- _GOAL OF THE EXERCISE_:
Print all the records exactly, please.

- _Part of a data file_:
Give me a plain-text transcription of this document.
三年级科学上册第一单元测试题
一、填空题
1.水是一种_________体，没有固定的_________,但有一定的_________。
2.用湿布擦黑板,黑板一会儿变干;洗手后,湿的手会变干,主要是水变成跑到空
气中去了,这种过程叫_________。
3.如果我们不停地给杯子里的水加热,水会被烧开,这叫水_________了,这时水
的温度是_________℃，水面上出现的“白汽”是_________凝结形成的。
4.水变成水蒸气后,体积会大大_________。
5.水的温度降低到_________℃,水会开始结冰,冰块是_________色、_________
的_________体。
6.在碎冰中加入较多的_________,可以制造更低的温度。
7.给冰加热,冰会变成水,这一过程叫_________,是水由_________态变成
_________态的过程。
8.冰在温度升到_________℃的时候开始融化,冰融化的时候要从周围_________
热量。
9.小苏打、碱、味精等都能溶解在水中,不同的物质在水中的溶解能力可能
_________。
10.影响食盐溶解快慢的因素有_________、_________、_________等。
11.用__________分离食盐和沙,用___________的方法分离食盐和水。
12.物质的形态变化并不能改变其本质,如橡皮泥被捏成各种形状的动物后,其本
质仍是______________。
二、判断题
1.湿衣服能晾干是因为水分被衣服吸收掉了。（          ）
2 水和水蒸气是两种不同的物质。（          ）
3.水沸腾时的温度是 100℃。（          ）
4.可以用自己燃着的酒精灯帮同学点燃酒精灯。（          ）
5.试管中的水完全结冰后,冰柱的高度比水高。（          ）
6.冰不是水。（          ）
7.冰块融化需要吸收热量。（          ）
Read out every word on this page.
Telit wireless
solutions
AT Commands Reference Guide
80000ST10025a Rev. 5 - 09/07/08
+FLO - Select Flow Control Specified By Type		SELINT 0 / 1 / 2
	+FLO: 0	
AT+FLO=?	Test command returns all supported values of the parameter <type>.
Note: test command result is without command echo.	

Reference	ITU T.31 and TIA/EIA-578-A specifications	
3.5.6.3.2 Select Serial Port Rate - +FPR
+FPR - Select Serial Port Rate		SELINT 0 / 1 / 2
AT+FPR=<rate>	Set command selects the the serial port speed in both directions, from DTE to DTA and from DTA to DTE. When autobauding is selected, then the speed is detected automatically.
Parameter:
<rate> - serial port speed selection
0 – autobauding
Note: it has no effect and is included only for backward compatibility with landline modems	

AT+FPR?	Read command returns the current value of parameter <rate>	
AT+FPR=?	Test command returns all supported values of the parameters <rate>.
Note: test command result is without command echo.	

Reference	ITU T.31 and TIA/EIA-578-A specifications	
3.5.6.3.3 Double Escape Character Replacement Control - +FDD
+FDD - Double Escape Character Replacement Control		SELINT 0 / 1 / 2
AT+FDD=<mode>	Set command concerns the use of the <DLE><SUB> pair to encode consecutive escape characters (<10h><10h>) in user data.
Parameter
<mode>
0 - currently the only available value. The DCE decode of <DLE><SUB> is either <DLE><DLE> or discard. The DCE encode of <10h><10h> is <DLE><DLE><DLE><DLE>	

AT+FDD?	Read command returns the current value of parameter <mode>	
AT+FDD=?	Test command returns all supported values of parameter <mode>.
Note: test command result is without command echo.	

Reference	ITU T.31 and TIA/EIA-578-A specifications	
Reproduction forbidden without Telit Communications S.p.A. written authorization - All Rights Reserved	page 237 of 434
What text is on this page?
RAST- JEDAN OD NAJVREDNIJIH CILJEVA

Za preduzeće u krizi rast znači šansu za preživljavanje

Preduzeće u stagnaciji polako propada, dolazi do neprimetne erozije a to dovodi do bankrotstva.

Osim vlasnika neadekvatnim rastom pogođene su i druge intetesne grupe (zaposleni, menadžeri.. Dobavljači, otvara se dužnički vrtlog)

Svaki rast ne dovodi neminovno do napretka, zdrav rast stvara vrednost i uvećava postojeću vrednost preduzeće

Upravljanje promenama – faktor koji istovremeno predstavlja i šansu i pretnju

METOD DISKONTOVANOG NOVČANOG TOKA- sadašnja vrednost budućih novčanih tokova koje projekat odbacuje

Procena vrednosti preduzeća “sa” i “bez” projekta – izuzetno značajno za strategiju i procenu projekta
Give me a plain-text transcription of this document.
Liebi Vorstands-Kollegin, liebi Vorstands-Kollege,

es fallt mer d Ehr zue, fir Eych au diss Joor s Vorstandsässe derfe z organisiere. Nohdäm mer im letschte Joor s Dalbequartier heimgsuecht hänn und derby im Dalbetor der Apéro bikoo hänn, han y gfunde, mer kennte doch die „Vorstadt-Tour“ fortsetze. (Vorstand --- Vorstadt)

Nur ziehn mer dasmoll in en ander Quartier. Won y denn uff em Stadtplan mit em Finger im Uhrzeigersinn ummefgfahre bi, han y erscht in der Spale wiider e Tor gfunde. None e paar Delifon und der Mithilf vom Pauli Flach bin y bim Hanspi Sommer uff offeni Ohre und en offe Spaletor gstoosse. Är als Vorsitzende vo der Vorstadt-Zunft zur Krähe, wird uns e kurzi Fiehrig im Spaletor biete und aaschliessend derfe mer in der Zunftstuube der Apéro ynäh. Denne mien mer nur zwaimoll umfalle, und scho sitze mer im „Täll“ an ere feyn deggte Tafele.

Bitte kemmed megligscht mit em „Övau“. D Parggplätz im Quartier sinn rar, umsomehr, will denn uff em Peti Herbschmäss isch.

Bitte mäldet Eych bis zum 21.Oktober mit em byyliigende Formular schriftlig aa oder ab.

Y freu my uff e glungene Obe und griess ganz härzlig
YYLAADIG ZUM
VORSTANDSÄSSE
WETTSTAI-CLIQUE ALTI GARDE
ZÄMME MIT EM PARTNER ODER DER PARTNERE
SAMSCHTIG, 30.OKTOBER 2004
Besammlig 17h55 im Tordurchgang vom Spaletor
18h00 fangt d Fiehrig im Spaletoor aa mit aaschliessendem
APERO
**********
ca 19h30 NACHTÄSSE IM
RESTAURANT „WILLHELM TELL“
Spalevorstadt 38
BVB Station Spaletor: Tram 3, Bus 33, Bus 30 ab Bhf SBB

- _RESULT FOR THIS TASK_:
Give me a plain-text transcription of this document.
三年级科学上册第一单元测试题
一、填空题
1.水是一种_________体，没有固定的_________,但有一定的_________。
2.用湿布擦黑板,黑板一会儿变干;洗手后,湿的手会变干,主要是水变成跑到空
气中去了,这种过程叫_________。
3.如果我们不停地给杯子里的水加热,水会被烧开,这叫水_________了,这时水
的温度是_________℃，水面上出现的“白汽”是_________凝结形成的。
4.水变成水蒸气后,体积会大大_________。
5.水的温度降低到_________℃,水会开始结冰,冰块是_________色、_________
的_________体。
6.在碎冰中加入较多的_________,可以制造更低的温度。
7.给冰加热,冰会变成水,这一过程叫_________,是水由_________态变成
_________态的过程。
8.冰在温度升到_________℃的时候开始融化,冰融化的时候要从周围_________
热量。
9.小苏打、碱、味精等都能溶解在水中,不同的物质在水中的溶解能力可能
_________。
10.影响食盐溶解快慢的因素有_________、_________、_________等。
11.用__________分离食盐和沙,用___________的方法分离食盐和水。
12.物质的形态变化并不能改变其本质,如橡皮泥被捏成各种形状的动物后,其本
质仍是______________。
二、判断题
1.湿衣服能晾干是因为水分被衣服吸收掉了。（          ）
2 水和水蒸气是两种不同的物质。（          ）
3.水沸腾时的温度是 100℃。（          ）
4.可以用自己燃着的酒精灯帮同学点燃酒精灯。（          ）
5.试管中的水完全结冰后,冰柱的高度比水高。（          ）
6.冰不是水。（          ）
7.冰块融化需要吸收热量。（          ）
Read out every word on this page.
Telit wireless
solutions
AT Commands Reference Guide
80000ST10025a Rev. 5 - 09/07/08
+FLO - Select Flow Control Specified By Type		SELINT 0 / 1 / 2
	+FLO: 0	
AT+FLO=?	Test command returns all supported values of the parameter <type>.
Note: test command result is without command echo.	

Reference	ITU T.31 and TIA/EIA-578-A specifications	
3.5.6.3.2 Select Serial Port Rate - +FPR
+FPR - Select Serial Port Rate		SELINT 0 / 1 / 2
AT+FPR=<rate>	Set command selects the the serial port speed in both directions, from DTE to DTA and from DTA to DTE. When autobauding is selected, then the speed is detected automatically.
Parameter:
<rate> - serial port speed selection
0 – autobauding
Note: it has no effect and is included only for backward compatibility with landline modems	

AT+FPR?	Read command returns the current value of parameter <rate>	
AT+FPR=?	Test command returns all supported values of the parameters <rate>.
Note: test command result is without command echo.	

Reference	ITU T.31 and TIA/EIA-578-A specifications	
3.5.6.3.3 Double Escape Character Replacement Control - +FDD
+FDD - Double Escape Character Replacement Control		SELINT 0 / 1 / 2
AT+FDD=<mode>	Set command concerns the use of the <DLE><SUB> pair to encode consecutive escape characters (<10h><10h>) in user data.
Parameter
<mode>
0 - currently the only available value. The DCE decode of <DLE><SUB> is either <DLE><DLE> or discard. The DCE encode of <10h><10h> is <DLE><DLE><DLE><DLE>	

AT+FDD?	Read command returns the current value of parameter <mode>	
AT+FDD=?	Test command returns all supported values of parameter <mode>.
Note: test command result is without command echo.	

Reference	ITU T.31 and TIA/EIA-578-A specifications	
Reproduction forbidden without Telit Communications S.p.A. written authorization - All Rights Reserved	page 237 of 434
What text is on this page?
RAST- JEDAN OD NAJVREDNIJIH CILJEVA

Za preduzeće u krizi rast znači šansu za preživljavanje

Preduzeće u stagnaciji polako propada, dolazi do neprimetne erozije a to dovodi do bankrotstva.

Osim vlasnika neadekvatnim rastom pogođene su i druge intetesne grupe (zaposleni, menadžeri.. Dobavljači, otvara se dužnički vrtlog)

Svaki rast ne dovodi neminovno do napretka, zdrav rast stvara vrednost i uvećava postojeću vrednost preduzeće

Upravljanje promenama – faktor koji istovremeno predstavlja i šansu i pretnju

METOD DISKONTOVANOG NOVČANOG TOKA- sadašnja vrednost budućih novčanih tokova koje projekat odbacuje

Procena vrednosti preduzeća “sa” i “bez” projekta – izuzetno značajno za strategiju i procenu projekta
Give me a plain-text transcription of this document.
Liebi Vorstands-Kollegin, liebi Vorstands-Kollege,

es fallt mer d Ehr zue, fir Eych au diss Joor s Vorstandsässe derfe z organisiere. Nohdäm mer im letschte Joor s Dalbequartier heimgsuecht hänn und derby im Dalbetor der Apéro bikoo hänn, han y gfunde, mer kennte doch die „Vorstadt-Tour“ fortsetze. (Vorstand --- Vorstadt)

Nur ziehn mer dasmoll in en ander Quartier. Won y denn uff em Stadtplan mit em Finger im Uhrzeigersinn ummefgfahre bi, han y erscht in der Spale wiider e Tor gfunde. None e paar Delifon und der Mithilf vom Pauli Flach bin y bim Hanspi Sommer uff offeni Ohre und en offe Spaletor gstoosse. Är als Vorsitzende vo der Vorstadt-Zunft zur Krähe, wird uns e kurzi Fiehrig im Spaletor biete und aaschliessend derfe mer in der Zunftstuube der Apéro ynäh. Denne mien mer nur zwaimoll umfalle, und scho sitze mer im „Täll“ an ere feyn deggte Tafele.

Bitte kemmed megligscht mit em „Övau“. D Parggplätz im Quartier sinn rar, umsomehr, will denn uff em Peti Herbschmäss isch.

Bitte mäldet Eych bis zum 21.Oktober mit em byyliigende Formular schriftlig aa oder ab.

Y freu my uff e glungene Obe und griess ganz härzlig
YYLAADIG ZUM
VORSTANDSÄSSE
WETTSTAI-CLIQUE ALTI GARDE
ZÄMME MIT EM PARTNER ODER DER PARTNERE
SAMSCHTIG, 30.OKTOBER 2004
Besammlig 17h55 im Tordurchgang vom Spaletor
18h00 fangt d Fiehrig im Spaletoor aa mit aaschliessendem
APERO
**********
ca 19h30 NACHTÄSSE IM
RESTAURANT „WILLHELM TELL“
Spalevorstadt 38
BVB Station Spaletor: Tram 3, Bus 33, Bus 30 ab Bhf SBB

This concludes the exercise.